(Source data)
################
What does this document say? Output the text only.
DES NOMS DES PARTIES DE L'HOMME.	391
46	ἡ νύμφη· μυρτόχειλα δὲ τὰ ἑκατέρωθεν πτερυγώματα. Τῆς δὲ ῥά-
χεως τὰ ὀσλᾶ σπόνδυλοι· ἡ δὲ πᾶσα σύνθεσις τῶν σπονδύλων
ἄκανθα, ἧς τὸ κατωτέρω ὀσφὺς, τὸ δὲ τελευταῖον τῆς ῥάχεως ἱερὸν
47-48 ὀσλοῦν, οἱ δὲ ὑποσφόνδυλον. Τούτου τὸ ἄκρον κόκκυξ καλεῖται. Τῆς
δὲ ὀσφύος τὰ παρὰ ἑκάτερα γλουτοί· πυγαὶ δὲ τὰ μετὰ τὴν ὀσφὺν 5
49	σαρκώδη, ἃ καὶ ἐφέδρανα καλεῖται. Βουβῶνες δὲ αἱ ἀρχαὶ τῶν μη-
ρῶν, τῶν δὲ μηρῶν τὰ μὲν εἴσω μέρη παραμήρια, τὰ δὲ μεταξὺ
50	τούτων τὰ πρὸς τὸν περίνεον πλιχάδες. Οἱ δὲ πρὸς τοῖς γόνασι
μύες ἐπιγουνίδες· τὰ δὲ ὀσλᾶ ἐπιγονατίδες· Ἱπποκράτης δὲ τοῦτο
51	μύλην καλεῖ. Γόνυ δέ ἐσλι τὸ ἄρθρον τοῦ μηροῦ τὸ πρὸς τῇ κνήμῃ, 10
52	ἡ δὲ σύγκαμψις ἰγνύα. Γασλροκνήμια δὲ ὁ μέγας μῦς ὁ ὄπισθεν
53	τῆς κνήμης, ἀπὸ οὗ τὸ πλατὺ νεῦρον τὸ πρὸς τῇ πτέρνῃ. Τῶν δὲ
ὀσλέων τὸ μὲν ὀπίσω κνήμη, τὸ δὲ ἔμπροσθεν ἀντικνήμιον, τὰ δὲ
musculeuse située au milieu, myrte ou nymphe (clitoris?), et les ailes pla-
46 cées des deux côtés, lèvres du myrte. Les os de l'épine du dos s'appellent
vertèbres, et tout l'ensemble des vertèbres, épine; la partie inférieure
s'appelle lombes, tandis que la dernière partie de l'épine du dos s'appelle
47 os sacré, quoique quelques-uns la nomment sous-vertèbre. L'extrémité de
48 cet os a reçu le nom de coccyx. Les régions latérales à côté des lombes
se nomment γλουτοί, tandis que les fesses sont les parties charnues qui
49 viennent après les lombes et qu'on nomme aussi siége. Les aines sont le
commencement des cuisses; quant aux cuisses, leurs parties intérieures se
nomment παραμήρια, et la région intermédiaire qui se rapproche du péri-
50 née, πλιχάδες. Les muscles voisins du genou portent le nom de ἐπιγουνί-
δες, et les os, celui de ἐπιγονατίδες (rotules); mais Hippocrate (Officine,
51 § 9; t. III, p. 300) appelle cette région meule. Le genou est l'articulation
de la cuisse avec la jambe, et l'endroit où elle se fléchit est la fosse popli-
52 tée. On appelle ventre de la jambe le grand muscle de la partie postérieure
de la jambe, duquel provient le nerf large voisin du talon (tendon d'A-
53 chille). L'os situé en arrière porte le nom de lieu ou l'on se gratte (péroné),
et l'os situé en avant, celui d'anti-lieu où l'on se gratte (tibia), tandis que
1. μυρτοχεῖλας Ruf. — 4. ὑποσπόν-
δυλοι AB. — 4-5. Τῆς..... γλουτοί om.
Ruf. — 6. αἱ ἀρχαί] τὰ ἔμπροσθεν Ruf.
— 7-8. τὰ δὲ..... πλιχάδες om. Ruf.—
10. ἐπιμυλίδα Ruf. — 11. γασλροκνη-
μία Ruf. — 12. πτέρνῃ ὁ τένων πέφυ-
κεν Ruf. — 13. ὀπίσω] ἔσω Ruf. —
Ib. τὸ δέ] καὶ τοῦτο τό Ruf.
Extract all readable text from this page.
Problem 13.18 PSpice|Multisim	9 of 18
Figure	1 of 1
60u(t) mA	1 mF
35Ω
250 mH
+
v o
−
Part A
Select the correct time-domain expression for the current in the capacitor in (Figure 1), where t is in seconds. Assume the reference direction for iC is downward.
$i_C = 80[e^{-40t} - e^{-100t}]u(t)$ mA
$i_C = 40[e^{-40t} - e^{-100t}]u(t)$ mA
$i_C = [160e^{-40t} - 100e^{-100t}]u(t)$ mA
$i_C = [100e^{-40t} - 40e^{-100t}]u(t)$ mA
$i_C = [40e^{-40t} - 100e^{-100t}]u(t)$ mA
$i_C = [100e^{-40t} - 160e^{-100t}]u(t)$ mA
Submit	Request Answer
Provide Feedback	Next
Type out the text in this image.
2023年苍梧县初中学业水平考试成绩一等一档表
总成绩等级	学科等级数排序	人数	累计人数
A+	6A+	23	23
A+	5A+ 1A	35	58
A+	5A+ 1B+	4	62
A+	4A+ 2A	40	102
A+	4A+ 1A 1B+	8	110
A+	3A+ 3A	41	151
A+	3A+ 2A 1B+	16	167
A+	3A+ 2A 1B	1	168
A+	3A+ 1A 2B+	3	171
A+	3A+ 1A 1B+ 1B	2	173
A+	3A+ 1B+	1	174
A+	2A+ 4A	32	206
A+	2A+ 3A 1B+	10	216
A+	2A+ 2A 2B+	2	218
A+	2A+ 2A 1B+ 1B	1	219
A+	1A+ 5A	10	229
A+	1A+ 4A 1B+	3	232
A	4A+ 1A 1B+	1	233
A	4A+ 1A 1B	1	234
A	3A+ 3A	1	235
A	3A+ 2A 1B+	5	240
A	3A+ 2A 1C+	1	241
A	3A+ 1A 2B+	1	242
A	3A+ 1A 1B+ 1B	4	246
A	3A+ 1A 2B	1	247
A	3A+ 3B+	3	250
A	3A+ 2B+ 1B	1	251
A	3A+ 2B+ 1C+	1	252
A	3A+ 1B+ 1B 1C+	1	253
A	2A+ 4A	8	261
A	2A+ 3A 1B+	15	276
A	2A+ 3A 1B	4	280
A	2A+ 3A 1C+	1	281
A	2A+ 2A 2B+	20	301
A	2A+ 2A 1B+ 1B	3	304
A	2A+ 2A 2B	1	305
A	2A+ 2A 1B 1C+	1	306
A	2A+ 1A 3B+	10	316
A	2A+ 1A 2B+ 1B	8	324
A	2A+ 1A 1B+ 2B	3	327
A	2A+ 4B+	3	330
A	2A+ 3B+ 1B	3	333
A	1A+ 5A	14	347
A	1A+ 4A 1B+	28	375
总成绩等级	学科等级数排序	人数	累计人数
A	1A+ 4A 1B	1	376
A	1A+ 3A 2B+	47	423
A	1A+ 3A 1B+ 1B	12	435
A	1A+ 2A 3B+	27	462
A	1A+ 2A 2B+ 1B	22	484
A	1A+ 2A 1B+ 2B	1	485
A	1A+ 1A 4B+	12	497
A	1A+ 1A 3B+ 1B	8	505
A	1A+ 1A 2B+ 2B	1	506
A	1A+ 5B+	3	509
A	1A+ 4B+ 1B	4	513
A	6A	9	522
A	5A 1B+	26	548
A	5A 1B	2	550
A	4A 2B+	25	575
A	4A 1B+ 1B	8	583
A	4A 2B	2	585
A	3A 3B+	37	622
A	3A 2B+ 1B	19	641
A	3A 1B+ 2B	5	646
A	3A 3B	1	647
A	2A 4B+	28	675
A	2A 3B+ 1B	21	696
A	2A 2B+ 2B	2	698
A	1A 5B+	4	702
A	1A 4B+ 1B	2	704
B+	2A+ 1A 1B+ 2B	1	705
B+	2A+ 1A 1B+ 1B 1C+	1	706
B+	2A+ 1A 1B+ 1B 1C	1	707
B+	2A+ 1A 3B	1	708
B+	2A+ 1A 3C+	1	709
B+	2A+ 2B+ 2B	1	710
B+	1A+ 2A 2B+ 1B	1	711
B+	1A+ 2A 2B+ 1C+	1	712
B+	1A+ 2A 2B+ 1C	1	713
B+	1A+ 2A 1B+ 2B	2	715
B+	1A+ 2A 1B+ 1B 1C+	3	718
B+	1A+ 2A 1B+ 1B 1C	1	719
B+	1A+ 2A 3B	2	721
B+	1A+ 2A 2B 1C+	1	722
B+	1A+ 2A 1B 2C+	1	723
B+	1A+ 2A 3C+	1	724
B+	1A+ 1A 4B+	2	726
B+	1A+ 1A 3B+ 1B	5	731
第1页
################
Filter the listing above for the string "celui" and copy every matching line.

§ ANSWER TO THIS PROBLEM
δες, et les os, celui de ἐπιγονατίδες (rotules); mais Hippocrate (Officine,
et l'os situé en avant, celui d'anti-lieu où l'on se gratte (tibia), tandis que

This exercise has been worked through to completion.